Data tied to figure images
----------------------------------------

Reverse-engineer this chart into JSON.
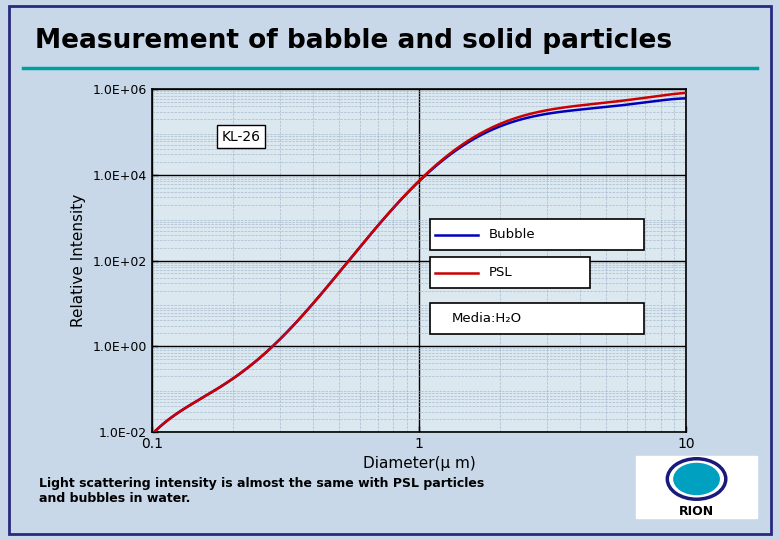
{
  "title": "Measurement of babble and solid particles",
  "xlabel": "Diameter(μ m)",
  "ylabel": "Relative Intensity",
  "bg_color": "#c8d8e8",
  "plot_bg_color": "#dce8f0",
  "border_color": "#2a2a7e",
  "title_underline_color": "#00a0a0",
  "yticks_labels": [
    "1.0E-02",
    "1.0E+00",
    "1.0E+02",
    "1.0E+04",
    "1.0E+06"
  ],
  "ytick_vals": [
    0.01,
    1.0,
    100.0,
    10000.0,
    1000000.0
  ],
  "legend_bubble": "Bubble",
  "legend_psl": "PSL",
  "legend_media": "Media:H₂O",
  "annotation": "KL-26",
  "bubble_color": "#0000bb",
  "psl_color": "#cc0000",
  "note_text": "Light scattering intensity is almost the same with PSL particles\nand bubbles in water.",
  "grid_major_color": "#000000",
  "grid_minor_color": "#9ab0c8",
  "rion_logo_color": "#007ab0",
  "rion_ring_color": "#1a1a7a"
}
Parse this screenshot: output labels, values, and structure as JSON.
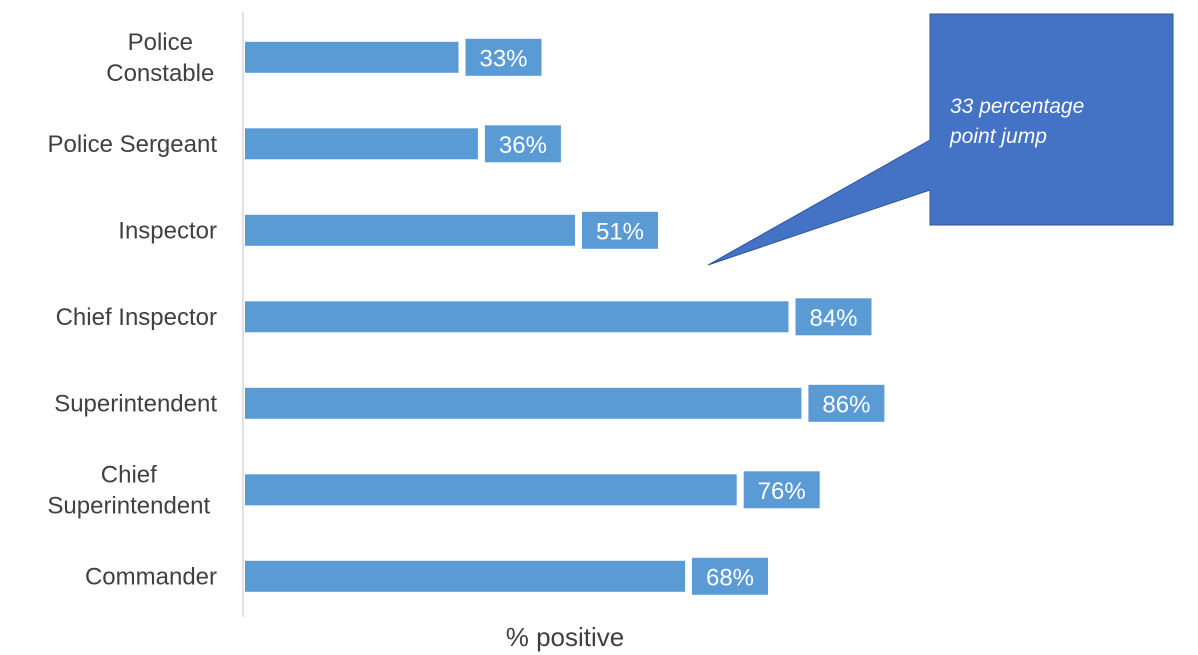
{
  "chart_data": {
    "type": "bar",
    "orientation": "horizontal",
    "categories": [
      [
        "Police",
        "Constable"
      ],
      [
        "Police Sergeant"
      ],
      [
        "Inspector"
      ],
      [
        "Chief Inspector"
      ],
      [
        "Superintendent"
      ],
      [
        "Chief",
        "Superintendent"
      ],
      [
        "Commander"
      ]
    ],
    "values": [
      33,
      36,
      51,
      84,
      86,
      76,
      68
    ],
    "data_labels": [
      "33%",
      "36%",
      "51%",
      "84%",
      "86%",
      "76%",
      "68%"
    ],
    "xlabel": "% positive",
    "ylabel": "",
    "title": "",
    "xlim": [
      0,
      100
    ],
    "grid": false,
    "legend": "none",
    "annotation": {
      "lines": [
        "33 percentage",
        "point jump"
      ]
    }
  },
  "colors": {
    "bar": "#5b9bd5",
    "callout": "#4472c4",
    "callout_border": "#2f5597",
    "axis": "#d9d9d9",
    "text": "#404040"
  }
}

----------------------------------------

• WORK INSTRUCTIONS
The records above need to be restated word for word, with the pictures left out.

• ANSWER IN FULL
Reverse-engineer this chart into JSON.
{
  "title": "Measurement of babble and solid particles",
  "xlabel": "Diameter(μ m)",
  "ylabel": "Relative Intensity",
  "bg_color": "#c8d8e8",
  "plot_bg_color": "#dce8f0",
  "border_color": "#2a2a7e",
  "title_underline_color": "#00a0a0",
  "yticks_labels": [
    "1.0E-02",
    "1.0E+00",
    "1.0E+02",
    "1.0E+04",
    "1.0E+06"
  ],
  "ytick_vals": [
    0.01,
    1.0,
    100.0,
    10000.0,
    1000000.0
  ],
  "legend_bubble": "Bubble",
  "legend_psl": "PSL",
  "legend_media": "Media:H₂O",
  "annotation": "KL-26",
  "bubble_color": "#0000bb",
  "psl_color": "#cc0000",
  "note_text": "Light scattering intensity is almost the same with PSL particles\nand bubbles in water.",
  "grid_major_color": "#000000",
  "grid_minor_color": "#9ab0c8",
  "rion_logo_color": "#007ab0",
  "rion_ring_color": "#1a1a7a"
}
Parse this screenshot: output labels, values, and structure as JSON.
{
  "chart_data": {
    "type": "bar",
    "orientation": "horizontal",
    "categories": [
      [
        "Police",
        "Constable"
      ],
      [
        "Police Sergeant"
      ],
      [
        "Inspector"
      ],
      [
        "Chief Inspector"
      ],
      [
        "Superintendent"
      ],
      [
        "Chief",
        "Superintendent"
      ],
      [
        "Commander"
      ]
    ],
    "values": [
      33,
      36,
      51,
      84,
      86,
      76,
      68
    ],
    "data_labels": [
      "33%",
      "36%",
      "51%",
      "84%",
      "86%",
      "76%",
      "68%"
    ],
    "xlabel": "% positive",
    "ylabel": "",
    "title": "",
    "xlim": [
      0,
      100
    ],
    "grid": false,
    "legend": "none",
    "annotation": {
      "lines": [
        "33 percentage",
        "point jump"
      ]
    }
  },
  "colors": {
    "bar": "#5b9bd5",
    "callout": "#4472c4",
    "callout_border": "#2f5597",
    "axis": "#d9d9d9",
    "text": "#404040"
  }
}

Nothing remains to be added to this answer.